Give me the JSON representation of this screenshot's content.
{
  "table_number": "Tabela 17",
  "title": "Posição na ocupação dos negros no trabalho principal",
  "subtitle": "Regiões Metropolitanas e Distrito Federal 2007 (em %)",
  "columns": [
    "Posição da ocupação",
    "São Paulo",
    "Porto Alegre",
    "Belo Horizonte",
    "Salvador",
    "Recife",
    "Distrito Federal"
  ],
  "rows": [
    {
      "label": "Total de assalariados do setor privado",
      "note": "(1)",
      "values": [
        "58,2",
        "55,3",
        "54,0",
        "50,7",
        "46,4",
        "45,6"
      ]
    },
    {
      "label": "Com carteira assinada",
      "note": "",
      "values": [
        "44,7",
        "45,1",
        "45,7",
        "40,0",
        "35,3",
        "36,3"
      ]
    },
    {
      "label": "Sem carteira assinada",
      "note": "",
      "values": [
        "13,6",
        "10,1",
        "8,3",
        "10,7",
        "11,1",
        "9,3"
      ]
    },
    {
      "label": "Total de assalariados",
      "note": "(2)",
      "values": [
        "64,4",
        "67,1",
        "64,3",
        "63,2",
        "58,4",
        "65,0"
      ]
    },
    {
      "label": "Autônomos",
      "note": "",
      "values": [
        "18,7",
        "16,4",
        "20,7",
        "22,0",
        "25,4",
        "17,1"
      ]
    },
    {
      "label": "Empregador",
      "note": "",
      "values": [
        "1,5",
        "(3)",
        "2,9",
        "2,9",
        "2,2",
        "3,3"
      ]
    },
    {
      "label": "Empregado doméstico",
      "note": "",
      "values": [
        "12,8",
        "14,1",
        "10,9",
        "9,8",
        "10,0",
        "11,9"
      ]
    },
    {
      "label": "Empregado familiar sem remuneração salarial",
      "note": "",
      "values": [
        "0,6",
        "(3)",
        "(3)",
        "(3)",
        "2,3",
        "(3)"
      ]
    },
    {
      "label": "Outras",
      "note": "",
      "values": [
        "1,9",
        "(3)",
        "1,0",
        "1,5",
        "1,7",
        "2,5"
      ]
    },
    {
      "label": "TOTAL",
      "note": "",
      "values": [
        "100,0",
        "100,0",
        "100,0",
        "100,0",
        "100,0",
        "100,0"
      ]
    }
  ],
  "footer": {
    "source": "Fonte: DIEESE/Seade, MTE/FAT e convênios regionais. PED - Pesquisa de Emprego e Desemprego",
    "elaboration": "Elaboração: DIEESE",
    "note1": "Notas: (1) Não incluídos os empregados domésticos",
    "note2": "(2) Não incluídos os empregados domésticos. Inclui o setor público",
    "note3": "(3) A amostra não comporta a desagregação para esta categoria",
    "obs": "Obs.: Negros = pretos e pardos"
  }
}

* **What you should do**: Repeat the data above exactly.

* **Solution**:
Give me the JSON representation of this screenshot's content.
{
  "table_number": "Tabela 17",
  "title": "Posição na ocupação dos negros no trabalho principal",
  "subtitle": "Regiões Metropolitanas e Distrito Federal 2007 (em %)",
  "columns": [
    "Posição da ocupação",
    "São Paulo",
    "Porto Alegre",
    "Belo Horizonte",
    "Salvador",
    "Recife",
    "Distrito Federal"
  ],
  "rows": [
    {
      "label": "Total de assalariados do setor privado",
      "note": "(1)",
      "values": [
        "58,2",
        "55,3",
        "54,0",
        "50,7",
        "46,4",
        "45,6"
      ]
    },
    {
      "label": "Com carteira assinada",
      "note": "",
      "values": [
        "44,7",
        "45,1",
        "45,7",
        "40,0",
        "35,3",
        "36,3"
      ]
    },
    {
      "label": "Sem carteira assinada",
      "note": "",
      "values": [
        "13,6",
        "10,1",
        "8,3",
        "10,7",
        "11,1",
        "9,3"
      ]
    },
    {
      "label": "Total de assalariados",
      "note": "(2)",
      "values": [
        "64,4",
        "67,1",
        "64,3",
        "63,2",
        "58,4",
        "65,0"
      ]
    },
    {
      "label": "Autônomos",
      "note": "",
      "values": [
        "18,7",
        "16,4",
        "20,7",
        "22,0",
        "25,4",
        "17,1"
      ]
    },
    {
      "label": "Empregador",
      "note": "",
      "values": [
        "1,5",
        "(3)",
        "2,9",
        "2,9",
        "2,2",
        "3,3"
      ]
    },
    {
      "label": "Empregado doméstico",
      "note": "",
      "values": [
        "12,8",
        "14,1",
        "10,9",
        "9,8",
        "10,0",
        "11,9"
      ]
    },
    {
      "label": "Empregado familiar sem remuneração salarial",
      "note": "",
      "values": [
        "0,6",
        "(3)",
        "(3)",
        "(3)",
        "2,3",
        "(3)"
      ]
    },
    {
      "label": "Outras",
      "note": "",
      "values": [
        "1,9",
        "(3)",
        "1,0",
        "1,5",
        "1,7",
        "2,5"
      ]
    },
    {
      "label": "TOTAL",
      "note": "",
      "values": [
        "100,0",
        "100,0",
        "100,0",
        "100,0",
        "100,0",
        "100,0"
      ]
    }
  ],
  "footer": {
    "source": "Fonte: DIEESE/Seade, MTE/FAT e convênios regionais. PED - Pesquisa de Emprego e Desemprego",
    "elaboration": "Elaboração: DIEESE",
    "note1": "Notas: (1) Não incluídos os empregados domésticos",
    "note2": "(2) Não incluídos os empregados domésticos. Inclui o setor público",
    "note3": "(3) A amostra não comporta a desagregação para esta categoria",
    "obs": "Obs.: Negros = pretos e pardos"
  }
}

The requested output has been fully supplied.